-- start --
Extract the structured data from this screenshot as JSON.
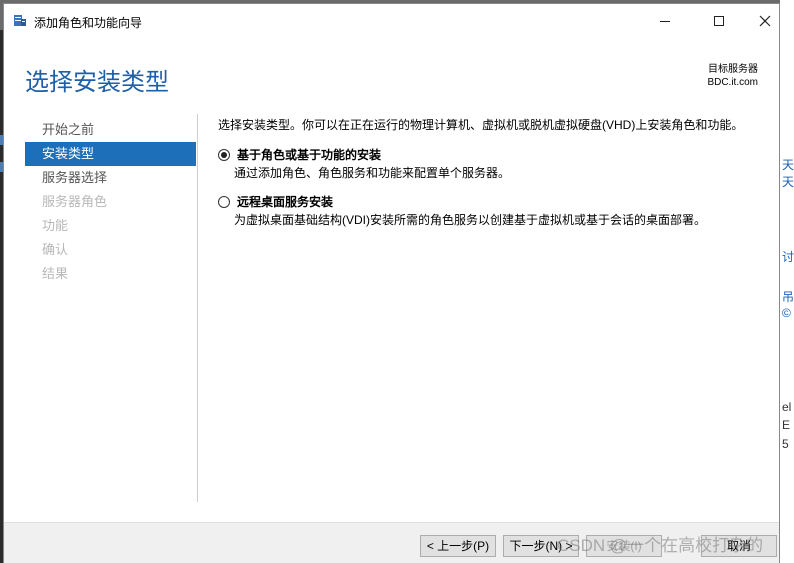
{
  "window": {
    "title": "添加角色和功能向导"
  },
  "header": {
    "page_title": "选择安装类型",
    "target_label": "目标服务器",
    "target_server": "BDC.it.com"
  },
  "sidebar": {
    "items": [
      {
        "label": "开始之前",
        "state": "normal"
      },
      {
        "label": "安装类型",
        "state": "active"
      },
      {
        "label": "服务器选择",
        "state": "normal"
      },
      {
        "label": "服务器角色",
        "state": "disabled"
      },
      {
        "label": "功能",
        "state": "disabled"
      },
      {
        "label": "确认",
        "state": "disabled"
      },
      {
        "label": "结果",
        "state": "disabled"
      }
    ]
  },
  "main": {
    "intro": "选择安装类型。你可以在正在运行的物理计算机、虚拟机或脱机虚拟硬盘(VHD)上安装角色和功能。",
    "options": [
      {
        "label": "基于角色或基于功能的安装",
        "description": "通过添加角色、角色服务和功能来配置单个服务器。",
        "selected": true
      },
      {
        "label": "远程桌面服务安装",
        "description": "为虚拟桌面基础结构(VDI)安装所需的角色服务以创建基于虚拟机或基于会话的桌面部署。",
        "selected": false
      }
    ]
  },
  "footer": {
    "prev_label": "< 上一步(P)",
    "next_label": "下一步(N) >",
    "install_label": "安装(I)",
    "cancel_label": "取消"
  },
  "watermark": "CSDN @一个在高校打杂的",
  "background_window": {
    "fragments": [
      "天",
      "天",
      "讨",
      "吊",
      "©",
      "el",
      "E",
      "5"
    ]
  },
  "colors": {
    "accent": "#1e6fb9",
    "title_blue": "#1d5fa8"
  }
}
-- end --
## [Goal]
Restate every record exactly, please; do not copy the pictures.

## [Full answer]
Extract the structured data from this screenshot as JSON.
{
  "window": {
    "title": "添加角色和功能向导"
  },
  "header": {
    "page_title": "选择安装类型",
    "target_label": "目标服务器",
    "target_server": "BDC.it.com"
  },
  "sidebar": {
    "items": [
      {
        "label": "开始之前",
        "state": "normal"
      },
      {
        "label": "安装类型",
        "state": "active"
      },
      {
        "label": "服务器选择",
        "state": "normal"
      },
      {
        "label": "服务器角色",
        "state": "disabled"
      },
      {
        "label": "功能",
        "state": "disabled"
      },
      {
        "label": "确认",
        "state": "disabled"
      },
      {
        "label": "结果",
        "state": "disabled"
      }
    ]
  },
  "main": {
    "intro": "选择安装类型。你可以在正在运行的物理计算机、虚拟机或脱机虚拟硬盘(VHD)上安装角色和功能。",
    "options": [
      {
        "label": "基于角色或基于功能的安装",
        "description": "通过添加角色、角色服务和功能来配置单个服务器。",
        "selected": true
      },
      {
        "label": "远程桌面服务安装",
        "description": "为虚拟桌面基础结构(VDI)安装所需的角色服务以创建基于虚拟机或基于会话的桌面部署。",
        "selected": false
      }
    ]
  },
  "footer": {
    "prev_label": "< 上一步(P)",
    "next_label": "下一步(N) >",
    "install_label": "安装(I)",
    "cancel_label": "取消"
  },
  "watermark": "CSDN @一个在高校打杂的",
  "background_window": {
    "fragments": [
      "天",
      "天",
      "讨",
      "吊",
      "©",
      "el",
      "E",
      "5"
    ]
  },
  "colors": {
    "accent": "#1e6fb9",
    "title_blue": "#1d5fa8"
  }
}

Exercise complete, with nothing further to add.